__Records excerpted from a collection__.
--- START ---
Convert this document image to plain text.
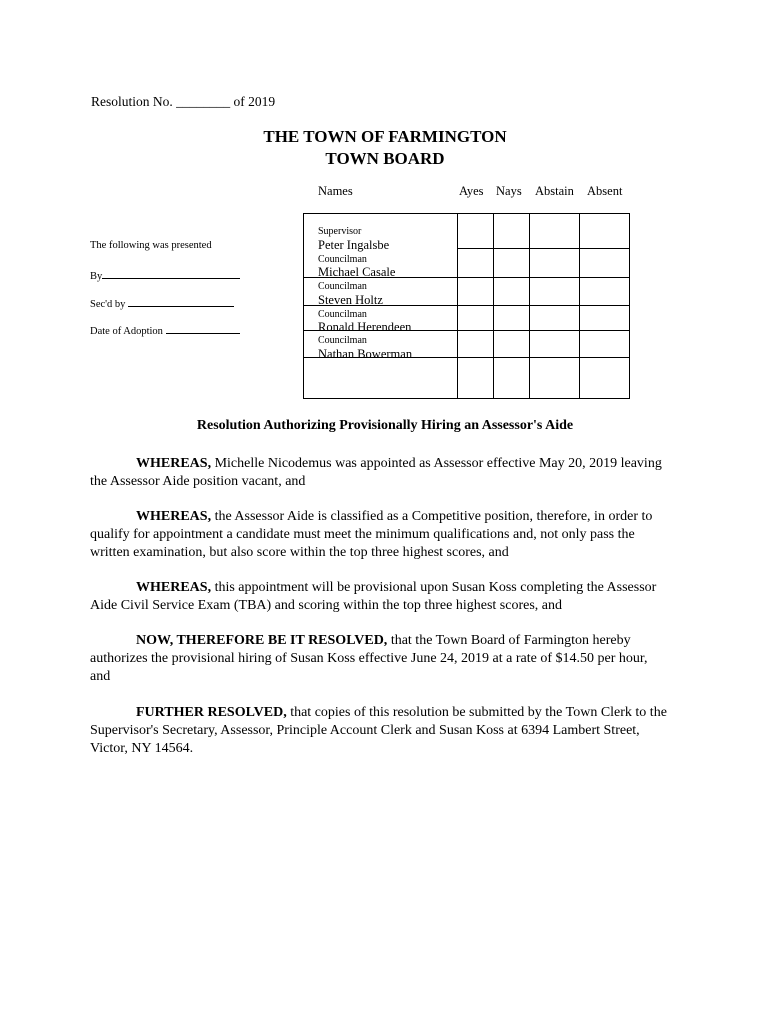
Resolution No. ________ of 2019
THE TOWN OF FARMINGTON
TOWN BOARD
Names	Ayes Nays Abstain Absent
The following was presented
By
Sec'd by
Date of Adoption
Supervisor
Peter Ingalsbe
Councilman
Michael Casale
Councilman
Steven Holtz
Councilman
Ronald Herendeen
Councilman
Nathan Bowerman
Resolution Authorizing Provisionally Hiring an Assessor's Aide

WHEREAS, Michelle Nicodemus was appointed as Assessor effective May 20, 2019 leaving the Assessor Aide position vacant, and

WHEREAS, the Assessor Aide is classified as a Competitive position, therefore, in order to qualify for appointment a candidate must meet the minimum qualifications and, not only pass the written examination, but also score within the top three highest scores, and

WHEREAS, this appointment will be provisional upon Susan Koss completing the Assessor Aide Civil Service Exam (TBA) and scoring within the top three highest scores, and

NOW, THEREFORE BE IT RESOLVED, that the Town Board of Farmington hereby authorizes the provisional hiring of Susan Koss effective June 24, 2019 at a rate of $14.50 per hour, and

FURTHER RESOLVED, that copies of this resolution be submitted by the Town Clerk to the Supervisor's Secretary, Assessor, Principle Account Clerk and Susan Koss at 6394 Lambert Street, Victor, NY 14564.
--- END ---
--- START ---
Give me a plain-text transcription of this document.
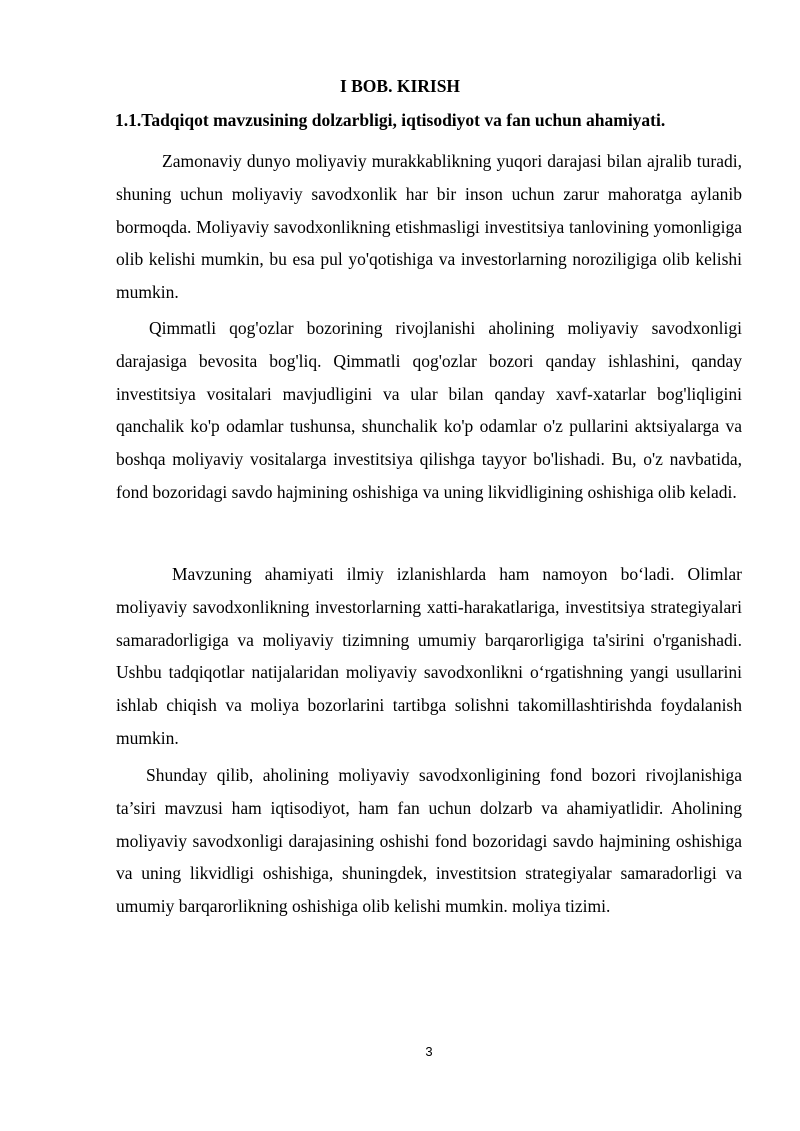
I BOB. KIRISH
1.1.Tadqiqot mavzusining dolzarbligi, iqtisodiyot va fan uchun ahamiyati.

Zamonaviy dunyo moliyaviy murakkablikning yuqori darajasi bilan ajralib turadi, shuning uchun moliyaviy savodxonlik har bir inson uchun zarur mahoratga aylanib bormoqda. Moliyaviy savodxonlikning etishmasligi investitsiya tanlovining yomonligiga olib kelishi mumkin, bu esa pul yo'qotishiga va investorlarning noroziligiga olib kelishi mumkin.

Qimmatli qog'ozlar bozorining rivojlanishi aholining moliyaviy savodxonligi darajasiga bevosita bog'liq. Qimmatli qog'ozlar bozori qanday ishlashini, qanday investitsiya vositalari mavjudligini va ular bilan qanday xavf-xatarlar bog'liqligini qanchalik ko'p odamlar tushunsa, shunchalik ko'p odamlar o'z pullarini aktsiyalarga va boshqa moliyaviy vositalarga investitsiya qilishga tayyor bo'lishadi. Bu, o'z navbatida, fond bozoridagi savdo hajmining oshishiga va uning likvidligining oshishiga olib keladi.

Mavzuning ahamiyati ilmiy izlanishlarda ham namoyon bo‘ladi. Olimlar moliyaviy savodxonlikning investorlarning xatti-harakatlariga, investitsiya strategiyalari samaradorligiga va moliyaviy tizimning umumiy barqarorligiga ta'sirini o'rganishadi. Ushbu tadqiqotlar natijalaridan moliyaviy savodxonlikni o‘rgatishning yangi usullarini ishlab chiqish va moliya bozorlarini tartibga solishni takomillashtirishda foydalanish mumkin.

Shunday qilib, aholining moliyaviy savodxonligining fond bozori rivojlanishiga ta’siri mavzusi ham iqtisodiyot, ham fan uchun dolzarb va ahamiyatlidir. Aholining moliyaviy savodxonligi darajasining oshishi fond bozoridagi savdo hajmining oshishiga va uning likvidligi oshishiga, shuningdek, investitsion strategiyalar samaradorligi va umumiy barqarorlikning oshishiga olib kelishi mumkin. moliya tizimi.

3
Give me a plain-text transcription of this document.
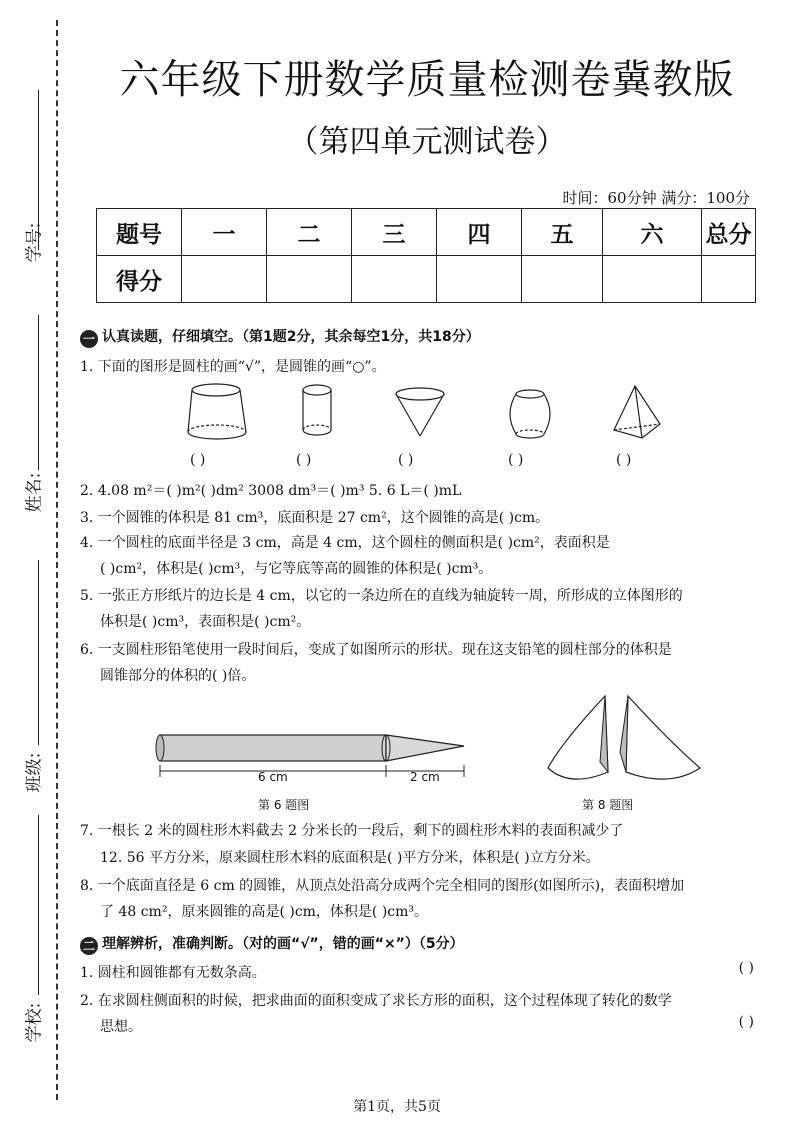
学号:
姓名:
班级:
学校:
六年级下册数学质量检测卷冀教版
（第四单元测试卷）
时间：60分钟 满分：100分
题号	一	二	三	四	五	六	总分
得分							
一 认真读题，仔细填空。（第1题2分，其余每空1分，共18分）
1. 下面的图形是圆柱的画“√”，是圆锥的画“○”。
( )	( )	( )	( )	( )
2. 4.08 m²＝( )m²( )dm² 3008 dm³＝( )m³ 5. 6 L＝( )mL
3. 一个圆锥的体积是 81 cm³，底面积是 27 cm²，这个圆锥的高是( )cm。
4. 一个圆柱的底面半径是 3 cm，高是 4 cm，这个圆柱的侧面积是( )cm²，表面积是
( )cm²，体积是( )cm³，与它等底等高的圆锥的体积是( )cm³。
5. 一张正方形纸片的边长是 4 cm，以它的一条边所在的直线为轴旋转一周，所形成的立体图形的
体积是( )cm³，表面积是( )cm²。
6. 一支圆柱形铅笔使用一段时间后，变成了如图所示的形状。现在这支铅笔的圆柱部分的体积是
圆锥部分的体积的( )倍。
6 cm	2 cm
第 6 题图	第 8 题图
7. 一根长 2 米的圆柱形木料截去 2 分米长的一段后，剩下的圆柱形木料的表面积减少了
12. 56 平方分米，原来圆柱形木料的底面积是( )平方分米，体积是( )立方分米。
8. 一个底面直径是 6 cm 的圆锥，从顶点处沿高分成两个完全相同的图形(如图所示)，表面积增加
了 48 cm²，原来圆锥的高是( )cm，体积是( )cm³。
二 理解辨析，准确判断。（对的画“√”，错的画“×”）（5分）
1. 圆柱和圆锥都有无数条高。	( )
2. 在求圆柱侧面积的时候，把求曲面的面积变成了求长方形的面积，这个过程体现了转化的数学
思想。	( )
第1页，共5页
--- END ---
Track down every line with the word "olib" and copy it.

__RESPONSE TO THE TASK__.
Zamonaviy dunyo moliyaviy murakkablikning yuqori darajasi bilan ajralib turadi, shuning uchun moliyaviy savodxonlik har bir inson uchun zarur mahoratga aylanib bormoqda. Moliyaviy savodxonlikning etishmasligi investitsiya tanlovining yomonligiga olib kelishi mumkin, bu esa pul yo'qotishiga va investorlarning noroziligiga olib kelishi mumkin.
Qimmatli qog'ozlar bozorining rivojlanishi aholining moliyaviy savodxonligi darajasiga bevosita bog'liq. Qimmatli qog'ozlar bozori qanday ishlashini, qanday investitsiya vositalari mavjudligini va ular bilan qanday xavf-xatarlar bog'liqligini qanchalik ko'p odamlar tushunsa, shunchalik ko'p odamlar o'z pullarini aktsiyalarga va boshqa moliyaviy vositalarga investitsiya qilishga tayyor bo'lishadi. Bu, o'z navbatida, fond bozoridagi savdo hajmining oshishiga va uning likvidligining oshishiga olib keladi.
Shunday qilib, aholining moliyaviy savodxonligining fond bozori rivojlanishiga ta’siri mavzusi ham iqtisodiyot, ham fan uchun dolzarb va ahamiyatlidir. Aholining moliyaviy savodxonligi darajasining oshishi fond bozoridagi savdo hajmining oshishiga va uning likvidligi oshishiga, shuningdek, investitsion strategiyalar samaradorligi va umumiy barqarorlikning oshishiga olib kelishi mumkin. moliya tizimi.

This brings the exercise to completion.